* Records that describe figures

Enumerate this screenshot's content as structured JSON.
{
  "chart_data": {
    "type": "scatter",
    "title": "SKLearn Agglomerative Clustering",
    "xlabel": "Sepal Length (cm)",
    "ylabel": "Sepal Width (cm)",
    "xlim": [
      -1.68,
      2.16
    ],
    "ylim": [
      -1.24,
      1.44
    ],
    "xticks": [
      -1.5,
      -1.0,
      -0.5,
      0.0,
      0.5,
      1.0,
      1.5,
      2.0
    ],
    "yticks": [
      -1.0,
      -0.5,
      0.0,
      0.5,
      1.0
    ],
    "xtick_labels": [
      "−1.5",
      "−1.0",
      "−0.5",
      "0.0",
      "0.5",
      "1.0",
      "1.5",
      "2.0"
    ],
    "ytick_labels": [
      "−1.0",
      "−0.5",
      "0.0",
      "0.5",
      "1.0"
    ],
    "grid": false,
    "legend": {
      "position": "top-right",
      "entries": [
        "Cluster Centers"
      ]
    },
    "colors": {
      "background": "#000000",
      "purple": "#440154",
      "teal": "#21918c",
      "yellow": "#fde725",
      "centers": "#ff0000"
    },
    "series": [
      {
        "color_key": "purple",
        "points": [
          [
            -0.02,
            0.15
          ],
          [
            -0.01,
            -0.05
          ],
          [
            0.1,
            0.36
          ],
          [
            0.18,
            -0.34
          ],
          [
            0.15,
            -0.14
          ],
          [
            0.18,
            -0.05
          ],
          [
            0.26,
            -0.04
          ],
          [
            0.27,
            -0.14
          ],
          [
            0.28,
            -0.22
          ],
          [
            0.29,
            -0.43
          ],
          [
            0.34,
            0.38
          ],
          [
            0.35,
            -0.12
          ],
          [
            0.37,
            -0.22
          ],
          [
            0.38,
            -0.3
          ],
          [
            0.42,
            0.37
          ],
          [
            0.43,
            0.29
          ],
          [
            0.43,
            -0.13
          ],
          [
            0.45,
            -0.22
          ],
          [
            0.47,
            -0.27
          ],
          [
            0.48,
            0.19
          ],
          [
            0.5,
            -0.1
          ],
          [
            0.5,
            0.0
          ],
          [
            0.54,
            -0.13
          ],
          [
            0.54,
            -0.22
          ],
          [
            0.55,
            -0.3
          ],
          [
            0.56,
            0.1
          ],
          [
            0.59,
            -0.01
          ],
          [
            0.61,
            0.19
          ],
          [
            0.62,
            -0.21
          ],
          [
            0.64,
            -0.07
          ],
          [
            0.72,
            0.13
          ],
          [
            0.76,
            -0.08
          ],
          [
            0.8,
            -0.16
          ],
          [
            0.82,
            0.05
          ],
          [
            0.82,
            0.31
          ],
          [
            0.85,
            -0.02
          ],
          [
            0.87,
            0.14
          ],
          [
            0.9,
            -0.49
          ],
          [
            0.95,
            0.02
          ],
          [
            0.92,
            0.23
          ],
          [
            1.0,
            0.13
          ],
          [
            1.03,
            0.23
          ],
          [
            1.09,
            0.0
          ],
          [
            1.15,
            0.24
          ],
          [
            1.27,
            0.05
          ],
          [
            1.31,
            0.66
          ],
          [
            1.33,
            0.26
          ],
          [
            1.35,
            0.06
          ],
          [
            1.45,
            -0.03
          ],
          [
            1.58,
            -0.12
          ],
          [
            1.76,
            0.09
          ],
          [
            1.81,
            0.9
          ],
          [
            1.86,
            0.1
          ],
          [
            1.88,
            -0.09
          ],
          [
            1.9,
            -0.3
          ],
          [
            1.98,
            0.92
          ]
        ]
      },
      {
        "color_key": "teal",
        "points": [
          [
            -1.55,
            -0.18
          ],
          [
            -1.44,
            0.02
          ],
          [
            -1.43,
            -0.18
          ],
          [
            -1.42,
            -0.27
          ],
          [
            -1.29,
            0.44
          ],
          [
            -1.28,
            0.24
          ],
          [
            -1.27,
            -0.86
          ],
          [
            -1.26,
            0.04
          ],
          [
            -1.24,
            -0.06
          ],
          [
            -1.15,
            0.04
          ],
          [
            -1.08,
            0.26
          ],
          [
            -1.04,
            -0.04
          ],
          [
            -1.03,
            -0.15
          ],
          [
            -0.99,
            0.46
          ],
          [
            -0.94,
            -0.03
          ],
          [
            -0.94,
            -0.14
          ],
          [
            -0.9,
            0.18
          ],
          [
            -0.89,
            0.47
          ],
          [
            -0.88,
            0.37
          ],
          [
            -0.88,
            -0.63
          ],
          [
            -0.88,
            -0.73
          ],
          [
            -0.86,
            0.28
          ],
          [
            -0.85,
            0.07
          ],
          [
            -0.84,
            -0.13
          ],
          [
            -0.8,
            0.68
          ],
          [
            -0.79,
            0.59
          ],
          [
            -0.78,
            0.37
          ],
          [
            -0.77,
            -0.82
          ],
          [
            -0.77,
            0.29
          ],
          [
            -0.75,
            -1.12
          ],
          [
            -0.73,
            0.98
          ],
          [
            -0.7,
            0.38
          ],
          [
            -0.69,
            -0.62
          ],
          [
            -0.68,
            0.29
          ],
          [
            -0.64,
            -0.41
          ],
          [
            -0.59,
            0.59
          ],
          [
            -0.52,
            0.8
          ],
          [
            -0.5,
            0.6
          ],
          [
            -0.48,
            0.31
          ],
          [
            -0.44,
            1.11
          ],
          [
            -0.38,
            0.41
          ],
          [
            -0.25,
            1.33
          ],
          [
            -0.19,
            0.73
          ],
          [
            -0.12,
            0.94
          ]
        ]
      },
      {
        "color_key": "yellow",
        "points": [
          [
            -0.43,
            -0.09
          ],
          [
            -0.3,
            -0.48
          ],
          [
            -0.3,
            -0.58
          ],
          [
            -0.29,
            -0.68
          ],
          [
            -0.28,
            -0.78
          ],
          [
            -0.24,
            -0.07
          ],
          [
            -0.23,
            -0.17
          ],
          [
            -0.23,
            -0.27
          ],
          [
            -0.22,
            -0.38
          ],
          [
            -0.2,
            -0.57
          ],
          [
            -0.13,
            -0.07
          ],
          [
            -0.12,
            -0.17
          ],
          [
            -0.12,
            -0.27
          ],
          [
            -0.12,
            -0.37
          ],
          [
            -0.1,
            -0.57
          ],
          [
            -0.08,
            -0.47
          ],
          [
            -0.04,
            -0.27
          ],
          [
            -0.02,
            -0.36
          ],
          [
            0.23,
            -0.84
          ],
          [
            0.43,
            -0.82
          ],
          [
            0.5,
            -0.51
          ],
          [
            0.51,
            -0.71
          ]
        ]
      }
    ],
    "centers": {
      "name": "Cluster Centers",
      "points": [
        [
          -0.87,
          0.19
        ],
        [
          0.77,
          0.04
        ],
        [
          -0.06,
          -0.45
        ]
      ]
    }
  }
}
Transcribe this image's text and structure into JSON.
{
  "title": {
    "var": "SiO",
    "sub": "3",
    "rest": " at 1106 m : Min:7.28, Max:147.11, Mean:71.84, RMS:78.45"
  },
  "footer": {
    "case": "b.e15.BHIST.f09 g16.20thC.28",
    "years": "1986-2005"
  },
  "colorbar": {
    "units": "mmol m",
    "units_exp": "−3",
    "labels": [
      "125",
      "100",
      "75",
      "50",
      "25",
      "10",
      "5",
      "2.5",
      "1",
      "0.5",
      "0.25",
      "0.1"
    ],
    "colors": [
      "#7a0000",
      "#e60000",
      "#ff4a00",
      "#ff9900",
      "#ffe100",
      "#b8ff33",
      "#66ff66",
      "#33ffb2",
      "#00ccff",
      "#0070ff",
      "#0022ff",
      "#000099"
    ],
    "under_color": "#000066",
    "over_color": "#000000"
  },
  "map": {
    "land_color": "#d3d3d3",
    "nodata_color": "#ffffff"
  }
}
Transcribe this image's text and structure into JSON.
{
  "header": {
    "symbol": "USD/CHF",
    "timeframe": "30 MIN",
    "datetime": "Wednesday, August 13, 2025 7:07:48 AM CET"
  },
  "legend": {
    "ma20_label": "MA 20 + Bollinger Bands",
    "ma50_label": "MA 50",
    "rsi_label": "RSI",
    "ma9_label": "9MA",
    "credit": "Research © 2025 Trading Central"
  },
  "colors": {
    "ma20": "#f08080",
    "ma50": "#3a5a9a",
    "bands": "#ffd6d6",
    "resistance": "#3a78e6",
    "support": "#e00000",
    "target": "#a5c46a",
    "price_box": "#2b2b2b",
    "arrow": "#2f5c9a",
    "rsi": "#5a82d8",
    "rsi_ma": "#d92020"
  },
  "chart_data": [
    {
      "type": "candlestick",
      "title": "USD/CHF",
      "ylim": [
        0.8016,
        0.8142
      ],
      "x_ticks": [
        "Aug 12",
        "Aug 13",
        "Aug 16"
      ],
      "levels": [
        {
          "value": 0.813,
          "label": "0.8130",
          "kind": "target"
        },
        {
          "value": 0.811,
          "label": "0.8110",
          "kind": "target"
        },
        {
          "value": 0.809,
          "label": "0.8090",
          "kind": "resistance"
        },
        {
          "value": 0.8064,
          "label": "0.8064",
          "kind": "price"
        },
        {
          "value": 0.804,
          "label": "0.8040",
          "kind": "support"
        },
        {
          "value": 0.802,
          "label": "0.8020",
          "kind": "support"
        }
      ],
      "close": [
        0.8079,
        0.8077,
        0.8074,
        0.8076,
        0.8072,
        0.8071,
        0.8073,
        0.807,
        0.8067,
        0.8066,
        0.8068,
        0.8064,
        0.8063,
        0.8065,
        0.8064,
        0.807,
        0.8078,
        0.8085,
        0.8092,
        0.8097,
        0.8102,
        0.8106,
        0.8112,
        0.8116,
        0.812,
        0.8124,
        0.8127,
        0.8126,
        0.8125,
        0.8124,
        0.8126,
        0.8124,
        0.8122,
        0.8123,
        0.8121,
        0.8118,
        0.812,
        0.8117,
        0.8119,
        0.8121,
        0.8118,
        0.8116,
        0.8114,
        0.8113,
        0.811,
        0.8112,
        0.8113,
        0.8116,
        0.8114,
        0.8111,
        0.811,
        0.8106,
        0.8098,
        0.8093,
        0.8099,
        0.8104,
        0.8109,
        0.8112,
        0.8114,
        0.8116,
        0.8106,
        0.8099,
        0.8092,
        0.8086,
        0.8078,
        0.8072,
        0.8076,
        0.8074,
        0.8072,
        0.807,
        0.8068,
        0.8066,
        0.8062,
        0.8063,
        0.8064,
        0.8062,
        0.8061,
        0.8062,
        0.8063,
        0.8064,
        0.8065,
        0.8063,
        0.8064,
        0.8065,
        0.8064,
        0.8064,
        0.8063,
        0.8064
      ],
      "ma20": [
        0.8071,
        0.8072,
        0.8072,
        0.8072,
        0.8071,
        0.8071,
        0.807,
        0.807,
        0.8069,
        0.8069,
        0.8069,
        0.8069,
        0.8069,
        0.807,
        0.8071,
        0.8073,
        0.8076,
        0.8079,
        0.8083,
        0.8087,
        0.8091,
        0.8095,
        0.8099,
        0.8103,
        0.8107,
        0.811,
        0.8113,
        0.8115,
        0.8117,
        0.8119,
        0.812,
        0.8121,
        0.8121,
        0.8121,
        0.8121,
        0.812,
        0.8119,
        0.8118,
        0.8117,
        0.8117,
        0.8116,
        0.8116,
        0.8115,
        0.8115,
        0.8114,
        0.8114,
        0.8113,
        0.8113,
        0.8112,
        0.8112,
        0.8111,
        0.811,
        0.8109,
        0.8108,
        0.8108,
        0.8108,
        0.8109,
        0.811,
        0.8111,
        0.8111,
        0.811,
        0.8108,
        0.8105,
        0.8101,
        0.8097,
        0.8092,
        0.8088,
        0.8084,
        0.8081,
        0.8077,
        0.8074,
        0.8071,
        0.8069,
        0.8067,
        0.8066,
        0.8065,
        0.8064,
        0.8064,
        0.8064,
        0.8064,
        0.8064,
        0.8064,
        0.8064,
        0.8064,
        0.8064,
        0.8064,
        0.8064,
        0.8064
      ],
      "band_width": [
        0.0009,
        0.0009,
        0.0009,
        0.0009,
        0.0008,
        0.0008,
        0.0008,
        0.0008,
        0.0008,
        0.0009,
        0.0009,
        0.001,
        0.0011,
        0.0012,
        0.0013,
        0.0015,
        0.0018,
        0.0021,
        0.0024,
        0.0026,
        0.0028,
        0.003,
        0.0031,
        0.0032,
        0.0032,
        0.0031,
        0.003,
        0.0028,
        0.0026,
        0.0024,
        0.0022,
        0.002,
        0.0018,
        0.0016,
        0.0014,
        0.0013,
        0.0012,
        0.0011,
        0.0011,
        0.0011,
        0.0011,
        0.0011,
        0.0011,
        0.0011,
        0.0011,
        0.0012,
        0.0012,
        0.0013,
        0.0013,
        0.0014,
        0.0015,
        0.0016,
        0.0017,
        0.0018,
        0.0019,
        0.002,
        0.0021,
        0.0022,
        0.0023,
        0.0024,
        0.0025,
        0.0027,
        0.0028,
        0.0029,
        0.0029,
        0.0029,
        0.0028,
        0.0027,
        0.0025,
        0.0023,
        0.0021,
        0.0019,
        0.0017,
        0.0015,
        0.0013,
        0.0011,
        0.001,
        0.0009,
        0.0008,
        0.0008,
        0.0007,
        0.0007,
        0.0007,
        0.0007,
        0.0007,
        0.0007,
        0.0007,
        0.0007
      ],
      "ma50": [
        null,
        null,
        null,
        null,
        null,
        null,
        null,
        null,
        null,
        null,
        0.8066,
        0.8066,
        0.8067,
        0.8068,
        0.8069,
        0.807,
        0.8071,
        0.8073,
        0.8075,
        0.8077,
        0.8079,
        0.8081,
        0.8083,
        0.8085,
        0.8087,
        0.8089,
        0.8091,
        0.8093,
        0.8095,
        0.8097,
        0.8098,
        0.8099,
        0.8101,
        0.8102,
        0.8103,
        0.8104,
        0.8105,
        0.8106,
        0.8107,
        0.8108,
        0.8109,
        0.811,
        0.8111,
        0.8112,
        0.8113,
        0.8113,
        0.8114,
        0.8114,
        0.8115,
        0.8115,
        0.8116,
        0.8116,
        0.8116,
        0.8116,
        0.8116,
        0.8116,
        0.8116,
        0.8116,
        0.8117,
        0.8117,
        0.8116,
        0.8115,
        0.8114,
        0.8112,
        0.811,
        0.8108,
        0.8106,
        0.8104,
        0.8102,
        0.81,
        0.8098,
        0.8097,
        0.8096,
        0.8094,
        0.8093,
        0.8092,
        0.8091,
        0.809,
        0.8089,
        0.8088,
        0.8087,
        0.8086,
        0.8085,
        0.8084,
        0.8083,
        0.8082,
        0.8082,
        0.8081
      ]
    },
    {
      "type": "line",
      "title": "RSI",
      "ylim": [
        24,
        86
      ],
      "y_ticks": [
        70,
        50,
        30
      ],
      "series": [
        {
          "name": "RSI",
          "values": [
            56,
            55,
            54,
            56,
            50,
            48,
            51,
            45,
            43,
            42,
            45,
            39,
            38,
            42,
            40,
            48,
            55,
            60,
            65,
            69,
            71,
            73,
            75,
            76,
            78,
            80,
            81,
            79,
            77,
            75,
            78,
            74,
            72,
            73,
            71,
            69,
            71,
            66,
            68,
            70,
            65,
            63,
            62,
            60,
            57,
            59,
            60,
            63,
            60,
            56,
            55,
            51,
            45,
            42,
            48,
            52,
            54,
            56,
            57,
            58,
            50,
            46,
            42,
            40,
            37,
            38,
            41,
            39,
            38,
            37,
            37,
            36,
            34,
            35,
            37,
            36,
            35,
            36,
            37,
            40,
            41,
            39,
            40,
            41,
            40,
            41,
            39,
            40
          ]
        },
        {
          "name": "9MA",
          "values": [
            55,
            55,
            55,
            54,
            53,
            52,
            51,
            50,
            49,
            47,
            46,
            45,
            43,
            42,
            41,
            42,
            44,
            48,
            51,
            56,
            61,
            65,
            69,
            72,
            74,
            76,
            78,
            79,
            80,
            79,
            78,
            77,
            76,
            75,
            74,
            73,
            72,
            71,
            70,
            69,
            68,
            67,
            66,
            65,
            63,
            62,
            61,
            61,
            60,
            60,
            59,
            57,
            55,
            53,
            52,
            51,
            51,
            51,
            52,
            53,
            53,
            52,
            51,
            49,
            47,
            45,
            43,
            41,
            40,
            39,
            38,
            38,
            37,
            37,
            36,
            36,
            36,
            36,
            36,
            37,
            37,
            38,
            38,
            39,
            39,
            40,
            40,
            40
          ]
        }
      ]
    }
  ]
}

* YOUR OBJECTIVE
How many of the lines above hold "name"? Answer with only the number.

* THE RESULT
3